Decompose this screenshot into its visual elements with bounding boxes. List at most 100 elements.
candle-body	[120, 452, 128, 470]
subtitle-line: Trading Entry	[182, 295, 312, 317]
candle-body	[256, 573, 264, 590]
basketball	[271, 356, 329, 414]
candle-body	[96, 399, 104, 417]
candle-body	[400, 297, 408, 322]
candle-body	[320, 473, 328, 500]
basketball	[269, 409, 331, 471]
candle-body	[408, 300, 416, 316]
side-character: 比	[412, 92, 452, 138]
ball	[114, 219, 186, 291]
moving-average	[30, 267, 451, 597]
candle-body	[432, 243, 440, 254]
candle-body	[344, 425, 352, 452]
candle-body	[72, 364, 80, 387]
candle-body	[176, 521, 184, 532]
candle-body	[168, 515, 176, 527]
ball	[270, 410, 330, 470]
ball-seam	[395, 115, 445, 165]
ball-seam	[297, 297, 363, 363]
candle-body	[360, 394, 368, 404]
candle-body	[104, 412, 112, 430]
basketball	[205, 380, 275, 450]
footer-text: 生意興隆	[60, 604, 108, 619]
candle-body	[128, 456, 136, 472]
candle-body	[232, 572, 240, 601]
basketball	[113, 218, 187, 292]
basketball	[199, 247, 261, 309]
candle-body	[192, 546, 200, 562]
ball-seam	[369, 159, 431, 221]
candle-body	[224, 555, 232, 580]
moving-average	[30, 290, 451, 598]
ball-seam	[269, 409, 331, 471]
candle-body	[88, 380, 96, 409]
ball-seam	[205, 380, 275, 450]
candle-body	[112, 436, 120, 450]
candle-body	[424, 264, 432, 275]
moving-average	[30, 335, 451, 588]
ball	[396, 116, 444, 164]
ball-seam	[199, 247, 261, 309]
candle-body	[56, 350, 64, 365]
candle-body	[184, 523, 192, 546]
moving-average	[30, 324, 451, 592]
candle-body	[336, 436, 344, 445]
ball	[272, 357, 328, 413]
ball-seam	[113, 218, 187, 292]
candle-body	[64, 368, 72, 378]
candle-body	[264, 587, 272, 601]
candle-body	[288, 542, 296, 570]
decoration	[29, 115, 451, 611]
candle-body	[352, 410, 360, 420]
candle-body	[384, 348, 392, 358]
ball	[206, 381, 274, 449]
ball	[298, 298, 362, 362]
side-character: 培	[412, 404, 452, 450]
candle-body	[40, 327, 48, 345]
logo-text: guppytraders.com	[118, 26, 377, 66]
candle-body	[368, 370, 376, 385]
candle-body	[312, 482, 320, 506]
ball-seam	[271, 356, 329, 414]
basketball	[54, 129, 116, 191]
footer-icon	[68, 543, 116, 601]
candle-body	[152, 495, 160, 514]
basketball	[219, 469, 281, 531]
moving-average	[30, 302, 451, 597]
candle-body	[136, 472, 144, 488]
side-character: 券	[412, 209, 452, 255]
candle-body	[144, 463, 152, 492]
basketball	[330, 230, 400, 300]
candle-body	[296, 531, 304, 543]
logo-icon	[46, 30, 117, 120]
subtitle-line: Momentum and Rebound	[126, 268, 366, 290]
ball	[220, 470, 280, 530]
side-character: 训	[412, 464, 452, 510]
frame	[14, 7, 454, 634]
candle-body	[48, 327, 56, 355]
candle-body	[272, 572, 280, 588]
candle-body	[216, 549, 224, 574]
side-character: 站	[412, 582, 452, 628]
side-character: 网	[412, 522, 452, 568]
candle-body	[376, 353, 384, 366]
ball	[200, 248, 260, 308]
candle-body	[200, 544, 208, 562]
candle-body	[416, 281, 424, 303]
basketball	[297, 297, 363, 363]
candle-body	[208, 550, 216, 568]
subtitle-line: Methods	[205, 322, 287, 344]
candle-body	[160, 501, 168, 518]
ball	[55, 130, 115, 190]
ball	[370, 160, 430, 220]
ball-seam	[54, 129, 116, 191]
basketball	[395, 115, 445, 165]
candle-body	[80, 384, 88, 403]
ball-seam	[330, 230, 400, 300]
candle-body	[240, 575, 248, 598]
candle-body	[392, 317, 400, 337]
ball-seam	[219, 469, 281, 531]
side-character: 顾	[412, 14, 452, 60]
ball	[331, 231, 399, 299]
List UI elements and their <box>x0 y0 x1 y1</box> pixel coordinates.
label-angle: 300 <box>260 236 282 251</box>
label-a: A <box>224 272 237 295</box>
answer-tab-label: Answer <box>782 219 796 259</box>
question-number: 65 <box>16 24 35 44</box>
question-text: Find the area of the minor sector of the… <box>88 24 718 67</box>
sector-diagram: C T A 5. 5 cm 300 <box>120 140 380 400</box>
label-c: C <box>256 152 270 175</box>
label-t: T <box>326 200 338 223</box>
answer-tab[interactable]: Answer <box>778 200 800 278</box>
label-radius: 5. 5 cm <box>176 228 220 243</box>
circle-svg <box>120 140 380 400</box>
---
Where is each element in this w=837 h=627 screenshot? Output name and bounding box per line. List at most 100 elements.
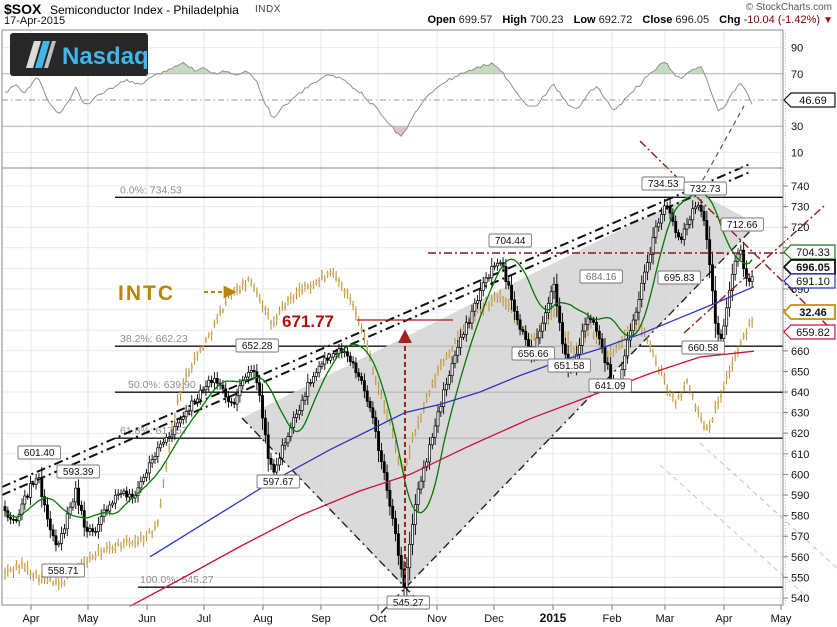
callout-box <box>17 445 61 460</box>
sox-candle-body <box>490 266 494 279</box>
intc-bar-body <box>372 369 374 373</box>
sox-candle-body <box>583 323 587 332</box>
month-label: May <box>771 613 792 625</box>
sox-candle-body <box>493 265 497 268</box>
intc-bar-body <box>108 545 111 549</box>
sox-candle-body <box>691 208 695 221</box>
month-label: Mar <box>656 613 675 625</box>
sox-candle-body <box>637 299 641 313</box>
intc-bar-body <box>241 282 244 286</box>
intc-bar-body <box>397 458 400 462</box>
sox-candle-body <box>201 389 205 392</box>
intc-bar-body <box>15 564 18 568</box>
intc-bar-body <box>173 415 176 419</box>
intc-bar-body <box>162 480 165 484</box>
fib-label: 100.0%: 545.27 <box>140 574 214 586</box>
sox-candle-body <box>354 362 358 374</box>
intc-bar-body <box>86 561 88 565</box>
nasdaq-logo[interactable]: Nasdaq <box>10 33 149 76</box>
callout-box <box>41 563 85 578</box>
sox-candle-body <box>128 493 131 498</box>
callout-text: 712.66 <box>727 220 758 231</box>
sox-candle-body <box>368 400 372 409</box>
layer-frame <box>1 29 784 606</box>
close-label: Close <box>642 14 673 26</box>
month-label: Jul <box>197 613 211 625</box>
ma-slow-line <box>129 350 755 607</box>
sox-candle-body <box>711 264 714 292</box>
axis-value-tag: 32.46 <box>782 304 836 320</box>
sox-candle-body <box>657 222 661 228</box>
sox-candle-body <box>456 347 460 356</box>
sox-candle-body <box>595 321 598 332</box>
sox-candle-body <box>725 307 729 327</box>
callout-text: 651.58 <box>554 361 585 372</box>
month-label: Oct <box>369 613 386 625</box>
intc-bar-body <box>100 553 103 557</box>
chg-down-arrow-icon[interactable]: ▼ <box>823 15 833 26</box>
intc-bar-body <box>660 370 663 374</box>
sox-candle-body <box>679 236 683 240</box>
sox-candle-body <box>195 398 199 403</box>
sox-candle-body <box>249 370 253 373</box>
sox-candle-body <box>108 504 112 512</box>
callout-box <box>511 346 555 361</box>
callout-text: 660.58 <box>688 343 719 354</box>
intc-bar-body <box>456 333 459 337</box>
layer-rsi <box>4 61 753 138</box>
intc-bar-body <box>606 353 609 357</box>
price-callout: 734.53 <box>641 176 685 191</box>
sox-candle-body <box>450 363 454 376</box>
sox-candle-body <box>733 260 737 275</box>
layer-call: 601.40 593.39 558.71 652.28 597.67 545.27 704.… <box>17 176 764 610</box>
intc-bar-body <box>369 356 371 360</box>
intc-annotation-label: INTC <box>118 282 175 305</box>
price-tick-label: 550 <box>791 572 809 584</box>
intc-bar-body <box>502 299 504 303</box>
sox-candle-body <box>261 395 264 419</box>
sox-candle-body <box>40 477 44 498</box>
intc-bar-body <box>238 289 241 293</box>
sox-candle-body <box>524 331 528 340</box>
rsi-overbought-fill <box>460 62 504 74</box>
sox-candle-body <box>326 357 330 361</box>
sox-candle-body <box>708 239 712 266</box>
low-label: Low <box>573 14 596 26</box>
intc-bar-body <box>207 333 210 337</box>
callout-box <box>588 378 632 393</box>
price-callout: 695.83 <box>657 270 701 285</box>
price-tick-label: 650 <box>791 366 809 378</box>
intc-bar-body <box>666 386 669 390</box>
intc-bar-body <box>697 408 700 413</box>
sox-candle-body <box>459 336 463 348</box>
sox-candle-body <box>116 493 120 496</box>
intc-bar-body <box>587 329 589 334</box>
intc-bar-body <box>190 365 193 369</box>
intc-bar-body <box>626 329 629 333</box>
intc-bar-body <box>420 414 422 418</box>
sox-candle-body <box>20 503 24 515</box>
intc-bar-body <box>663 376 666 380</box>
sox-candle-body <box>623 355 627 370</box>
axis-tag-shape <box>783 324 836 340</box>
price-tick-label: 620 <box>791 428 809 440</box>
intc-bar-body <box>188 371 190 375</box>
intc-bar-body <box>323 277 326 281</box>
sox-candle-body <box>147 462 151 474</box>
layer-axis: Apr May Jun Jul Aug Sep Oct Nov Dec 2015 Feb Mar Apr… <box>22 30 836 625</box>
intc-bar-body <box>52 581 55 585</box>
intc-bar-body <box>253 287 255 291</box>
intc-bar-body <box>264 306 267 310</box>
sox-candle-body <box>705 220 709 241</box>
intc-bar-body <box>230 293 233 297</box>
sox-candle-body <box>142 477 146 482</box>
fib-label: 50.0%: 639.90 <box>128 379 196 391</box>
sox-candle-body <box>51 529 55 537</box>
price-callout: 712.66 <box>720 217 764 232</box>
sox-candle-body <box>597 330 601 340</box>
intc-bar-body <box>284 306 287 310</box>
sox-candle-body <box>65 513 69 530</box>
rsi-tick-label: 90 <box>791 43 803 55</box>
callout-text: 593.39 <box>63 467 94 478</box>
---
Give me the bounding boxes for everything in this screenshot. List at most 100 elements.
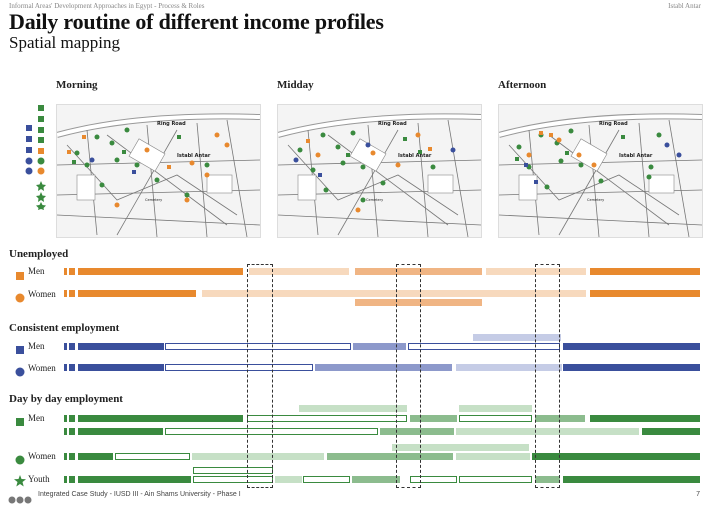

> AIM OF THE EXERCISE: Retype everything from the line containing "Where is each" down to the line containing "sox-candle-body <box>493 265 497 268</box>", both included, and leave the picture out of your answer.

> WRITTEN ANSWER:
Where is each element in this w=837 h=627 screenshot? Output name and bounding box per line. List at most 100 elements.
callout-box <box>17 445 61 460</box>
sox-candle-body <box>490 266 494 279</box>
intc-bar-body <box>372 369 374 373</box>
sox-candle-body <box>583 323 587 332</box>
month-label: May <box>771 613 792 625</box>
sox-candle-body <box>493 265 497 268</box>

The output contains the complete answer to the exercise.